### Data entries ###

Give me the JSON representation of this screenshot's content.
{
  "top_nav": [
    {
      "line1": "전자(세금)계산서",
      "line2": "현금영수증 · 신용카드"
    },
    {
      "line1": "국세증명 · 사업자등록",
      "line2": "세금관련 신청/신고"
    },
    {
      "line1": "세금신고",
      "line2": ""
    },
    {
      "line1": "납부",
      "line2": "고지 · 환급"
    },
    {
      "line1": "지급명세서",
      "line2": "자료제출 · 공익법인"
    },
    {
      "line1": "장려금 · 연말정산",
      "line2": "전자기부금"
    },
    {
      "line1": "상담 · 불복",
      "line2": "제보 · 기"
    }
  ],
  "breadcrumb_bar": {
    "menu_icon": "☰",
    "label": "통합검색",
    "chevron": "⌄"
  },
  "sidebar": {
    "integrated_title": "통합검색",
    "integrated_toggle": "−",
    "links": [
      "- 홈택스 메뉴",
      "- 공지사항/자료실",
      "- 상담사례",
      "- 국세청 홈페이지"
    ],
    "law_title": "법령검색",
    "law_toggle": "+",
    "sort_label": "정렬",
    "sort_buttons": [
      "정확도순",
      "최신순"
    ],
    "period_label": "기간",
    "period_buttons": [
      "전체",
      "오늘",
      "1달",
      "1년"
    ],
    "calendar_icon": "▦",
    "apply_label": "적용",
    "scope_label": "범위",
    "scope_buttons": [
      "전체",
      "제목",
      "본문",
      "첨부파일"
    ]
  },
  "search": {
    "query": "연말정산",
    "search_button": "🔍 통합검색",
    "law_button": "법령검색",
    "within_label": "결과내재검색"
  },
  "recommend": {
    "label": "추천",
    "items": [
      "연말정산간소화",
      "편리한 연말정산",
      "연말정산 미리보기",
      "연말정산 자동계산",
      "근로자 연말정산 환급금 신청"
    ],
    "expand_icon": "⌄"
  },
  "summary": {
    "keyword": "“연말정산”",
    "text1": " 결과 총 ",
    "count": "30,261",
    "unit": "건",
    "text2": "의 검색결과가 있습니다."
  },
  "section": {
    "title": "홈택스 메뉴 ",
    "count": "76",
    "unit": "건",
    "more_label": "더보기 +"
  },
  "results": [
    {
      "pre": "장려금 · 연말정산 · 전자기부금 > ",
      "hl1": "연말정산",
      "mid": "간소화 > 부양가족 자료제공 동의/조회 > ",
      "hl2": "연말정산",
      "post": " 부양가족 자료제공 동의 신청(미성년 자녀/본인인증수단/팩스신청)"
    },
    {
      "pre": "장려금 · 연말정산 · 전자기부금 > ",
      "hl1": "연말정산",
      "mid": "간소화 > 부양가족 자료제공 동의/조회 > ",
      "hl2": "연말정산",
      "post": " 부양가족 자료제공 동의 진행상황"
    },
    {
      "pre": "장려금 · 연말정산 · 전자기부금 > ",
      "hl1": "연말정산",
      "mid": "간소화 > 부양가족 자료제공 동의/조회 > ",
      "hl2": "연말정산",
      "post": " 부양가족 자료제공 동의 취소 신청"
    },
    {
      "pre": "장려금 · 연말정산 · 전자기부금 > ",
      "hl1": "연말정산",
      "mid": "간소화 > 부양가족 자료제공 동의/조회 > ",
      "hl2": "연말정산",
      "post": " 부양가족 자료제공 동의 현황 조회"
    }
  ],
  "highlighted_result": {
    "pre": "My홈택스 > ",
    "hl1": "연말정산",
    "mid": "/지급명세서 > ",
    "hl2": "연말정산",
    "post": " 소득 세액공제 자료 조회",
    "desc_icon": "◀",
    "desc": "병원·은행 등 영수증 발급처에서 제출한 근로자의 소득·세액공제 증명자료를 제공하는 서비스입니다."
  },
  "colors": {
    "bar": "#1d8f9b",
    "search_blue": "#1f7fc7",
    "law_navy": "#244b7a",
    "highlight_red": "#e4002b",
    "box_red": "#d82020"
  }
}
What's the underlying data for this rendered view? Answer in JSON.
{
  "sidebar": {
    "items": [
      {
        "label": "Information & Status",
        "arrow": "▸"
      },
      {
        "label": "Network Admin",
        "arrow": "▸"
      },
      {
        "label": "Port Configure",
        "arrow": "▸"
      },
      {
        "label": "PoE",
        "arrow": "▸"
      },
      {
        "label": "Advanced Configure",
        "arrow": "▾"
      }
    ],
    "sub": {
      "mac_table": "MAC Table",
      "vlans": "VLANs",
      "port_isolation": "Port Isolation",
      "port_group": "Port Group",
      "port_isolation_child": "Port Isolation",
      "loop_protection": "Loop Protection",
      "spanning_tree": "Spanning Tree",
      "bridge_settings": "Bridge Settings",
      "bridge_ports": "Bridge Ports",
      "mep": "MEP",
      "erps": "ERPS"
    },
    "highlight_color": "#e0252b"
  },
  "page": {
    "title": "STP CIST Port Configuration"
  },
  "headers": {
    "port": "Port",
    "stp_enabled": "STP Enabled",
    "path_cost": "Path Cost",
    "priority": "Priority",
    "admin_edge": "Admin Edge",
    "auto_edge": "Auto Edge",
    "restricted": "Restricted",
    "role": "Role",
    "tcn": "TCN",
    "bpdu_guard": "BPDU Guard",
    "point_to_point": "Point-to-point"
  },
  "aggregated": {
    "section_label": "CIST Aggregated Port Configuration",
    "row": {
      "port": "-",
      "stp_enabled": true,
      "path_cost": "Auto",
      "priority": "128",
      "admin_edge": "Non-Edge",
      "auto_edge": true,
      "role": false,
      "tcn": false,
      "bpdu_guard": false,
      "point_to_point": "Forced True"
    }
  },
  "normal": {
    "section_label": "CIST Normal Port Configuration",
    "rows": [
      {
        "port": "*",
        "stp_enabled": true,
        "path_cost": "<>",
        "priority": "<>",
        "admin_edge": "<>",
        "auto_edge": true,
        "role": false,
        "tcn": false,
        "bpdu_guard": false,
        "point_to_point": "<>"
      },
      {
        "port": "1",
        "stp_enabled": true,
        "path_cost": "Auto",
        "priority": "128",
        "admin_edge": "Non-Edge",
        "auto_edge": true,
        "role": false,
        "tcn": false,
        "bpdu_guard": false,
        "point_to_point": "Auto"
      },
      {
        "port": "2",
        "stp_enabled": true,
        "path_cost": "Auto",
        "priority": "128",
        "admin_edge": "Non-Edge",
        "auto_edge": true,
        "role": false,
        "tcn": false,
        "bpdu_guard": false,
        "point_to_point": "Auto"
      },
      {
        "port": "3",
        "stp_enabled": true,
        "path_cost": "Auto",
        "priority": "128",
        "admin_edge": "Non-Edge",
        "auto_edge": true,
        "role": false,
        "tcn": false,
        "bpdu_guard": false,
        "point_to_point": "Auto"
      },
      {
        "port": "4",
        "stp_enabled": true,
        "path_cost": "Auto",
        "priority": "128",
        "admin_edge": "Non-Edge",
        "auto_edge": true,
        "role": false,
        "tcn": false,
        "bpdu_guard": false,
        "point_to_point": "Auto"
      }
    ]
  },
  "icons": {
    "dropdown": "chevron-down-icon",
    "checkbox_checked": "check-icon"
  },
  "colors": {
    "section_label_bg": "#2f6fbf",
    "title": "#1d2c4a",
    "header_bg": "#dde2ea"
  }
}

###

**Exercise task**
Copy out all of the records shown above exactly.

**Complete response**
Give me the JSON representation of this screenshot's content.
{
  "top_nav": [
    {
      "line1": "전자(세금)계산서",
      "line2": "현금영수증 · 신용카드"
    },
    {
      "line1": "국세증명 · 사업자등록",
      "line2": "세금관련 신청/신고"
    },
    {
      "line1": "세금신고",
      "line2": ""
    },
    {
      "line1": "납부",
      "line2": "고지 · 환급"
    },
    {
      "line1": "지급명세서",
      "line2": "자료제출 · 공익법인"
    },
    {
      "line1": "장려금 · 연말정산",
      "line2": "전자기부금"
    },
    {
      "line1": "상담 · 불복",
      "line2": "제보 · 기"
    }
  ],
  "breadcrumb_bar": {
    "menu_icon": "☰",
    "label": "통합검색",
    "chevron": "⌄"
  },
  "sidebar": {
    "integrated_title": "통합검색",
    "integrated_toggle": "−",
    "links": [
      "- 홈택스 메뉴",
      "- 공지사항/자료실",
      "- 상담사례",
      "- 국세청 홈페이지"
    ],
    "law_title": "법령검색",
    "law_toggle": "+",
    "sort_label": "정렬",
    "sort_buttons": [
      "정확도순",
      "최신순"
    ],
    "period_label": "기간",
    "period_buttons": [
      "전체",
      "오늘",
      "1달",
      "1년"
    ],
    "calendar_icon": "▦",
    "apply_label": "적용",
    "scope_label": "범위",
    "scope_buttons": [
      "전체",
      "제목",
      "본문",
      "첨부파일"
    ]
  },
  "search": {
    "query": "연말정산",
    "search_button": "🔍 통합검색",
    "law_button": "법령검색",
    "within_label": "결과내재검색"
  },
  "recommend": {
    "label": "추천",
    "items": [
      "연말정산간소화",
      "편리한 연말정산",
      "연말정산 미리보기",
      "연말정산 자동계산",
      "근로자 연말정산 환급금 신청"
    ],
    "expand_icon": "⌄"
  },
  "summary": {
    "keyword": "“연말정산”",
    "text1": " 결과 총 ",
    "count": "30,261",
    "unit": "건",
    "text2": "의 검색결과가 있습니다."
  },
  "section": {
    "title": "홈택스 메뉴 ",
    "count": "76",
    "unit": "건",
    "more_label": "더보기 +"
  },
  "results": [
    {
      "pre": "장려금 · 연말정산 · 전자기부금 > ",
      "hl1": "연말정산",
      "mid": "간소화 > 부양가족 자료제공 동의/조회 > ",
      "hl2": "연말정산",
      "post": " 부양가족 자료제공 동의 신청(미성년 자녀/본인인증수단/팩스신청)"
    },
    {
      "pre": "장려금 · 연말정산 · 전자기부금 > ",
      "hl1": "연말정산",
      "mid": "간소화 > 부양가족 자료제공 동의/조회 > ",
      "hl2": "연말정산",
      "post": " 부양가족 자료제공 동의 진행상황"
    },
    {
      "pre": "장려금 · 연말정산 · 전자기부금 > ",
      "hl1": "연말정산",
      "mid": "간소화 > 부양가족 자료제공 동의/조회 > ",
      "hl2": "연말정산",
      "post": " 부양가족 자료제공 동의 취소 신청"
    },
    {
      "pre": "장려금 · 연말정산 · 전자기부금 > ",
      "hl1": "연말정산",
      "mid": "간소화 > 부양가족 자료제공 동의/조회 > ",
      "hl2": "연말정산",
      "post": " 부양가족 자료제공 동의 현황 조회"
    }
  ],
  "highlighted_result": {
    "pre": "My홈택스 > ",
    "hl1": "연말정산",
    "mid": "/지급명세서 > ",
    "hl2": "연말정산",
    "post": " 소득 세액공제 자료 조회",
    "desc_icon": "◀",
    "desc": "병원·은행 등 영수증 발급처에서 제출한 근로자의 소득·세액공제 증명자료를 제공하는 서비스입니다."
  },
  "colors": {
    "bar": "#1d8f9b",
    "search_blue": "#1f7fc7",
    "law_navy": "#244b7a",
    "highlight_red": "#e4002b",
    "box_red": "#d82020"
  }
}
What's the underlying data for this rendered view? Answer in JSON.
{
  "sidebar": {
    "items": [
      {
        "label": "Information & Status",
        "arrow": "▸"
      },
      {
        "label": "Network Admin",
        "arrow": "▸"
      },
      {
        "label": "Port Configure",
        "arrow": "▸"
      },
      {
        "label": "PoE",
        "arrow": "▸"
      },
      {
        "label": "Advanced Configure",
        "arrow": "▾"
      }
    ],
    "sub": {
      "mac_table": "MAC Table",
      "vlans": "VLANs",
      "port_isolation": "Port Isolation",
      "port_group": "Port Group",
      "port_isolation_child": "Port Isolation",
      "loop_protection": "Loop Protection",
      "spanning_tree": "Spanning Tree",
      "bridge_settings": "Bridge Settings",
      "bridge_ports": "Bridge Ports",
      "mep": "MEP",
      "erps": "ERPS"
    },
    "highlight_color": "#e0252b"
  },
  "page": {
    "title": "STP CIST Port Configuration"
  },
  "headers": {
    "port": "Port",
    "stp_enabled": "STP Enabled",
    "path_cost": "Path Cost",
    "priority": "Priority",
    "admin_edge": "Admin Edge",
    "auto_edge": "Auto Edge",
    "restricted": "Restricted",
    "role": "Role",
    "tcn": "TCN",
    "bpdu_guard": "BPDU Guard",
    "point_to_point": "Point-to-point"
  },
  "aggregated": {
    "section_label": "CIST Aggregated Port Configuration",
    "row": {
      "port": "-",
      "stp_enabled": true,
      "path_cost": "Auto",
      "priority": "128",
      "admin_edge": "Non-Edge",
      "auto_edge": true,
      "role": false,
      "tcn": false,
      "bpdu_guard": false,
      "point_to_point": "Forced True"
    }
  },
  "normal": {
    "section_label": "CIST Normal Port Configuration",
    "rows": [
      {
        "port": "*",
        "stp_enabled": true,
        "path_cost": "<>",
        "priority": "<>",
        "admin_edge": "<>",
        "auto_edge": true,
        "role": false,
        "tcn": false,
        "bpdu_guard": false,
        "point_to_point": "<>"
      },
      {
        "port": "1",
        "stp_enabled": true,
        "path_cost": "Auto",
        "priority": "128",
        "admin_edge": "Non-Edge",
        "auto_edge": true,
        "role": false,
        "tcn": false,
        "bpdu_guard": false,
        "point_to_point": "Auto"
      },
      {
        "port": "2",
        "stp_enabled": true,
        "path_cost": "Auto",
        "priority": "128",
        "admin_edge": "Non-Edge",
        "auto_edge": true,
        "role": false,
        "tcn": false,
        "bpdu_guard": false,
        "point_to_point": "Auto"
      },
      {
        "port": "3",
        "stp_enabled": true,
        "path_cost": "Auto",
        "priority": "128",
        "admin_edge": "Non-Edge",
        "auto_edge": true,
        "role": false,
        "tcn": false,
        "bpdu_guard": false,
        "point_to_point": "Auto"
      },
      {
        "port": "4",
        "stp_enabled": true,
        "path_cost": "Auto",
        "priority": "128",
        "admin_edge": "Non-Edge",
        "auto_edge": true,
        "role": false,
        "tcn": false,
        "bpdu_guard": false,
        "point_to_point": "Auto"
      }
    ]
  },
  "icons": {
    "dropdown": "chevron-down-icon",
    "checkbox_checked": "check-icon"
  },
  "colors": {
    "section_label_bg": "#2f6fbf",
    "title": "#1d2c4a",
    "header_bg": "#dde2ea"
  }
}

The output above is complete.